- Work to do
Output every line below without omitting or altering anything.
::::::::
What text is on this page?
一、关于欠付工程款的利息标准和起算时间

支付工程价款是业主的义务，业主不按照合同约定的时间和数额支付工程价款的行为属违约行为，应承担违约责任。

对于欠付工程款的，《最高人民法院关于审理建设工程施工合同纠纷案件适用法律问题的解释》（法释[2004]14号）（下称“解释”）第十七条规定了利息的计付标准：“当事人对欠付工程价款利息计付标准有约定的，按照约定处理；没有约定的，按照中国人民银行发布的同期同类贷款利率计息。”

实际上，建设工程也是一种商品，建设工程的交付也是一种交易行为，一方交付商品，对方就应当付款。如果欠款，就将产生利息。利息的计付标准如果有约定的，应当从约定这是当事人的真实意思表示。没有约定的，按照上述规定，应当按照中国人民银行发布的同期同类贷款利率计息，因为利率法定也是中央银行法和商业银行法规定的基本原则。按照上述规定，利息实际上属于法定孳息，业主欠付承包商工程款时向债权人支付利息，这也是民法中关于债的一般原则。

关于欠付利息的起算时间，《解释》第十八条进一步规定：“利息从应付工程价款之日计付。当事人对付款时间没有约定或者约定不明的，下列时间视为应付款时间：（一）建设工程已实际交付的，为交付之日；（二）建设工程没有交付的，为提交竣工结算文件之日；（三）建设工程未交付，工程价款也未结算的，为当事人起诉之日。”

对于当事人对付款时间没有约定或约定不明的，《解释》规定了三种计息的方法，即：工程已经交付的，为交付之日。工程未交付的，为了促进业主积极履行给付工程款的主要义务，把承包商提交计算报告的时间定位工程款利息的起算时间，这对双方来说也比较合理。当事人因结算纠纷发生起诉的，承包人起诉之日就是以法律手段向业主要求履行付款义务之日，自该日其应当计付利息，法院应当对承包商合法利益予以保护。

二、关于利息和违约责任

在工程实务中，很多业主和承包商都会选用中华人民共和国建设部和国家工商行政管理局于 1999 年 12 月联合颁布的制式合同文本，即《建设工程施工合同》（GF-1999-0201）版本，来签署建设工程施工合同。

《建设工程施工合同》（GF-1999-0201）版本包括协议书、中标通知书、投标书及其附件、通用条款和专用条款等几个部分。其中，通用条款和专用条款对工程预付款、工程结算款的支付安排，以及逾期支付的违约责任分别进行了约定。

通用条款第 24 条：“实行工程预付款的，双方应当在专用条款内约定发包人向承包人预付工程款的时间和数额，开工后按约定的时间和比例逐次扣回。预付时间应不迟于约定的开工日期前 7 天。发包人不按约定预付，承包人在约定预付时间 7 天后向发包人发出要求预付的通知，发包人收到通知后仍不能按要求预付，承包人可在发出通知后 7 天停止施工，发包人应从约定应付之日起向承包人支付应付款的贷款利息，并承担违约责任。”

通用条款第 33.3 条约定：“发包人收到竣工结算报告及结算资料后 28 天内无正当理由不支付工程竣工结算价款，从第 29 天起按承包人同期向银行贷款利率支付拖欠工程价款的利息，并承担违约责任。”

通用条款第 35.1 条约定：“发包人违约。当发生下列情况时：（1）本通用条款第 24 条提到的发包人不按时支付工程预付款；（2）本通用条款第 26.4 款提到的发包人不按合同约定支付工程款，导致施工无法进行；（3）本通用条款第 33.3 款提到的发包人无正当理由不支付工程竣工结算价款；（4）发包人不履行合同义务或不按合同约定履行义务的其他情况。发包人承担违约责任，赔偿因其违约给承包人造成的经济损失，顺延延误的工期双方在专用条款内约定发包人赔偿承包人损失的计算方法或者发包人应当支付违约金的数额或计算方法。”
::::::::
- Written answer
What text is on this page?
一、关于欠付工程款的利息标准和起算时间

支付工程价款是业主的义务，业主不按照合同约定的时间和数额支付工程价款的行为属违约行为，应承担违约责任。

对于欠付工程款的，《最高人民法院关于审理建设工程施工合同纠纷案件适用法律问题的解释》（法释[2004]14号）（下称“解释”）第十七条规定了利息的计付标准：“当事人对欠付工程价款利息计付标准有约定的，按照约定处理；没有约定的，按照中国人民银行发布的同期同类贷款利率计息。”

实际上，建设工程也是一种商品，建设工程的交付也是一种交易行为，一方交付商品，对方就应当付款。如果欠款，就将产生利息。利息的计付标准如果有约定的，应当从约定这是当事人的真实意思表示。没有约定的，按照上述规定，应当按照中国人民银行发布的同期同类贷款利率计息，因为利率法定也是中央银行法和商业银行法规定的基本原则。按照上述规定，利息实际上属于法定孳息，业主欠付承包商工程款时向债权人支付利息，这也是民法中关于债的一般原则。

关于欠付利息的起算时间，《解释》第十八条进一步规定：“利息从应付工程价款之日计付。当事人对付款时间没有约定或者约定不明的，下列时间视为应付款时间：（一）建设工程已实际交付的，为交付之日；（二）建设工程没有交付的，为提交竣工结算文件之日；（三）建设工程未交付，工程价款也未结算的，为当事人起诉之日。”

对于当事人对付款时间没有约定或约定不明的，《解释》规定了三种计息的方法，即：工程已经交付的，为交付之日。工程未交付的，为了促进业主积极履行给付工程款的主要义务，把承包商提交计算报告的时间定位工程款利息的起算时间，这对双方来说也比较合理。当事人因结算纠纷发生起诉的，承包人起诉之日就是以法律手段向业主要求履行付款义务之日，自该日其应当计付利息，法院应当对承包商合法利益予以保护。

二、关于利息和违约责任

在工程实务中，很多业主和承包商都会选用中华人民共和国建设部和国家工商行政管理局于 1999 年 12 月联合颁布的制式合同文本，即《建设工程施工合同》（GF-1999-0201）版本，来签署建设工程施工合同。

《建设工程施工合同》（GF-1999-0201）版本包括协议书、中标通知书、投标书及其附件、通用条款和专用条款等几个部分。其中，通用条款和专用条款对工程预付款、工程结算款的支付安排，以及逾期支付的违约责任分别进行了约定。

通用条款第 24 条：“实行工程预付款的，双方应当在专用条款内约定发包人向承包人预付工程款的时间和数额，开工后按约定的时间和比例逐次扣回。预付时间应不迟于约定的开工日期前 7 天。发包人不按约定预付，承包人在约定预付时间 7 天后向发包人发出要求预付的通知，发包人收到通知后仍不能按要求预付，承包人可在发出通知后 7 天停止施工，发包人应从约定应付之日起向承包人支付应付款的贷款利息，并承担违约责任。”

通用条款第 33.3 条约定：“发包人收到竣工结算报告及结算资料后 28 天内无正当理由不支付工程竣工结算价款，从第 29 天起按承包人同期向银行贷款利率支付拖欠工程价款的利息，并承担违约责任。”

通用条款第 35.1 条约定：“发包人违约。当发生下列情况时：（1）本通用条款第 24 条提到的发包人不按时支付工程预付款；（2）本通用条款第 26.4 款提到的发包人不按合同约定支付工程款，导致施工无法进行；（3）本通用条款第 33.3 款提到的发包人无正当理由不支付工程竣工结算价款；（4）发包人不履行合同义务或不按合同约定履行义务的其他情况。发包人承担违约责任，赔偿因其违约给承包人造成的经济损失，顺延延误的工期双方在专用条款内约定发包人赔偿承包人损失的计算方法或者发包人应当支付违约金的数额或计算方法。”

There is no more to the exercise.